Exercise brief = Look for "data" in the listing below. Gather each line that contains it.

Supplied information =
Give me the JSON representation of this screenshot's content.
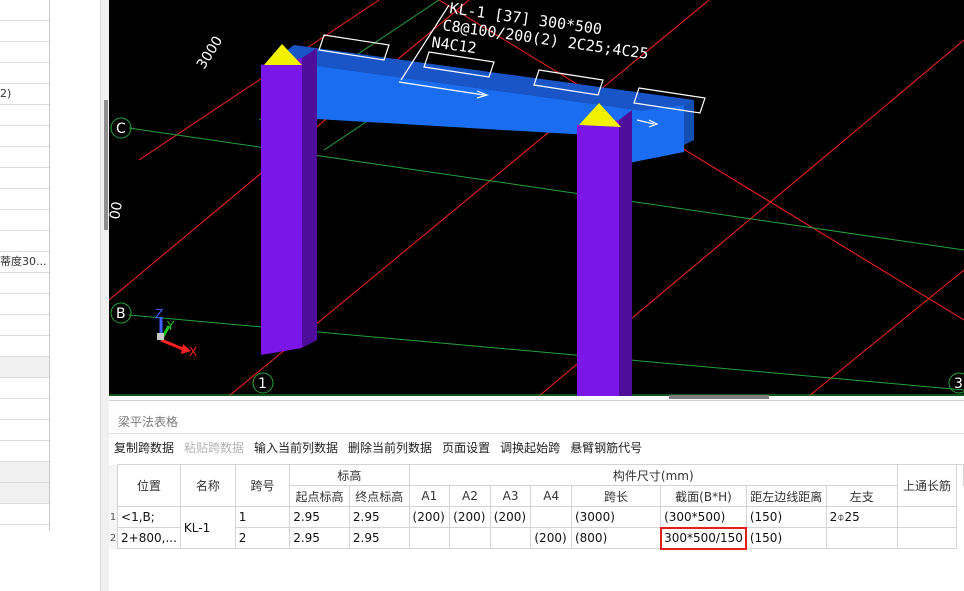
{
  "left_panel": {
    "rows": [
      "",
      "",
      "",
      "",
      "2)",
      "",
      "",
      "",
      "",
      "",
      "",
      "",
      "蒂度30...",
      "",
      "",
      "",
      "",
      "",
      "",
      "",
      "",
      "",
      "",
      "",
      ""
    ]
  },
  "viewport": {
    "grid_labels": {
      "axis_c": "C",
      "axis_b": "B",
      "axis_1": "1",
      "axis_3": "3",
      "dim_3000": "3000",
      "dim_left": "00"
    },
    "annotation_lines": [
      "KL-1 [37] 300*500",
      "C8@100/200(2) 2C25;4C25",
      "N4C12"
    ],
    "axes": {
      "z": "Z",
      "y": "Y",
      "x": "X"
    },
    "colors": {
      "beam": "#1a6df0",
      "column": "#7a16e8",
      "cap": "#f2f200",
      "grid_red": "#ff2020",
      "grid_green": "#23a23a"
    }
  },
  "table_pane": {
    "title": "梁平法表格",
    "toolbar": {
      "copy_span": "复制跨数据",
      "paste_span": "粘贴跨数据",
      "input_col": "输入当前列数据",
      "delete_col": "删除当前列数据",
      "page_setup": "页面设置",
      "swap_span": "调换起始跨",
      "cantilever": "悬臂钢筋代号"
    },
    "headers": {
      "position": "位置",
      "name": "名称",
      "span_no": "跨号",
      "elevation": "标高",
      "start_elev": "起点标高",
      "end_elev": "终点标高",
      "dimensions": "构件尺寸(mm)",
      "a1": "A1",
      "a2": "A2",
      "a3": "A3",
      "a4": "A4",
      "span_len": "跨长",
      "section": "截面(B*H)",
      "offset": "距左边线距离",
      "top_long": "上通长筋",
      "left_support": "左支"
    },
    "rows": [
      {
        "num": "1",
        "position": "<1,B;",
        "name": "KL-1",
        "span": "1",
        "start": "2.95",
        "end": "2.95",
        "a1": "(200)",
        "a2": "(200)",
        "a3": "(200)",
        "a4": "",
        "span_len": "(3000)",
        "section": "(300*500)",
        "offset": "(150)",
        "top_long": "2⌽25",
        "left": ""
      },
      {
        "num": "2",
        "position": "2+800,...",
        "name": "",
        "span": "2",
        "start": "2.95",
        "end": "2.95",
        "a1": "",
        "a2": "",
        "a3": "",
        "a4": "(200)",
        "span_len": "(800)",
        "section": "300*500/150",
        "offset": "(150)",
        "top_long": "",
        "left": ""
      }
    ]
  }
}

---

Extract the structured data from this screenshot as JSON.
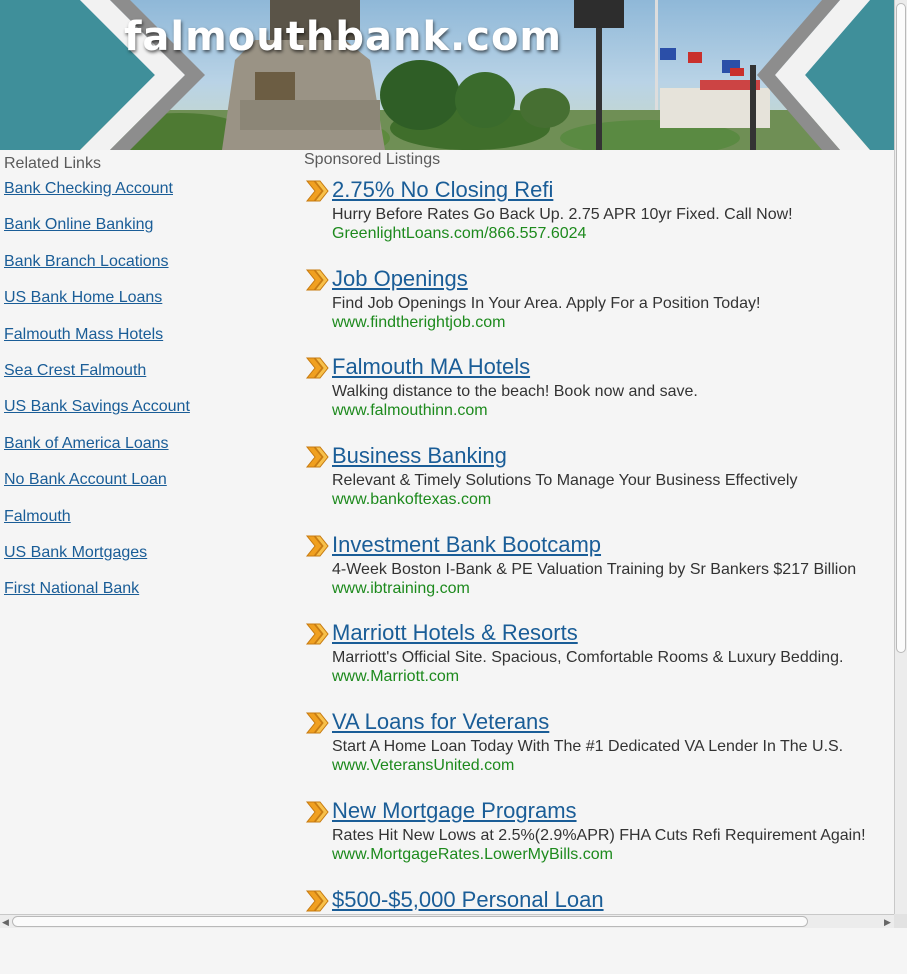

--

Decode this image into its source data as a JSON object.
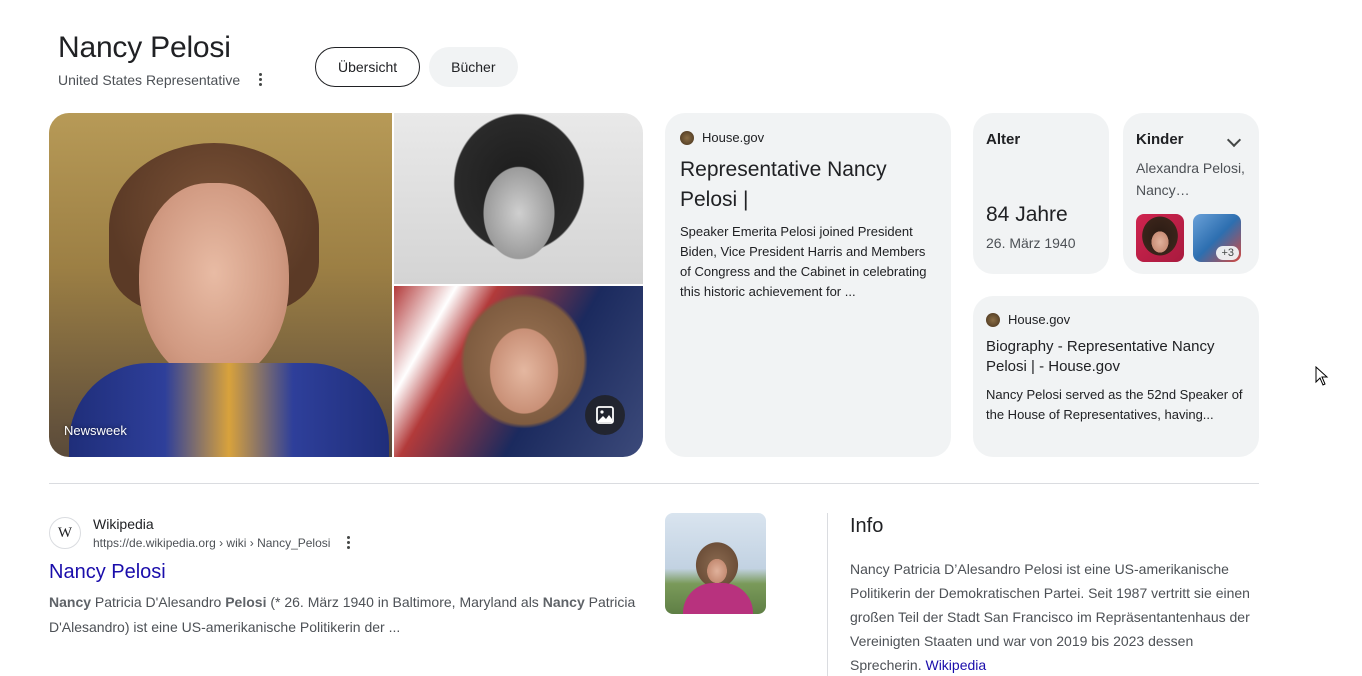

Exercise answer =
Extract the structured data from this screenshot as JSON.
Decode this image into its source data as a JSON object.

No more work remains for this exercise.